(What is expected): Please give the data below again in full, exactly as it stands.

(Supplied data):
------
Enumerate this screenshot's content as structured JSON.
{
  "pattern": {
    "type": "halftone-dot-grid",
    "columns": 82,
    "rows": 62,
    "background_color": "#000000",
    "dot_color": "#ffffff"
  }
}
------
(Right answer):
Enumerate this screenshot's content as structured JSON.
{
  "pattern": {
    "type": "halftone-dot-grid",
    "columns": 82,
    "rows": 62,
    "background_color": "#000000",
    "dot_color": "#ffffff"
  }
}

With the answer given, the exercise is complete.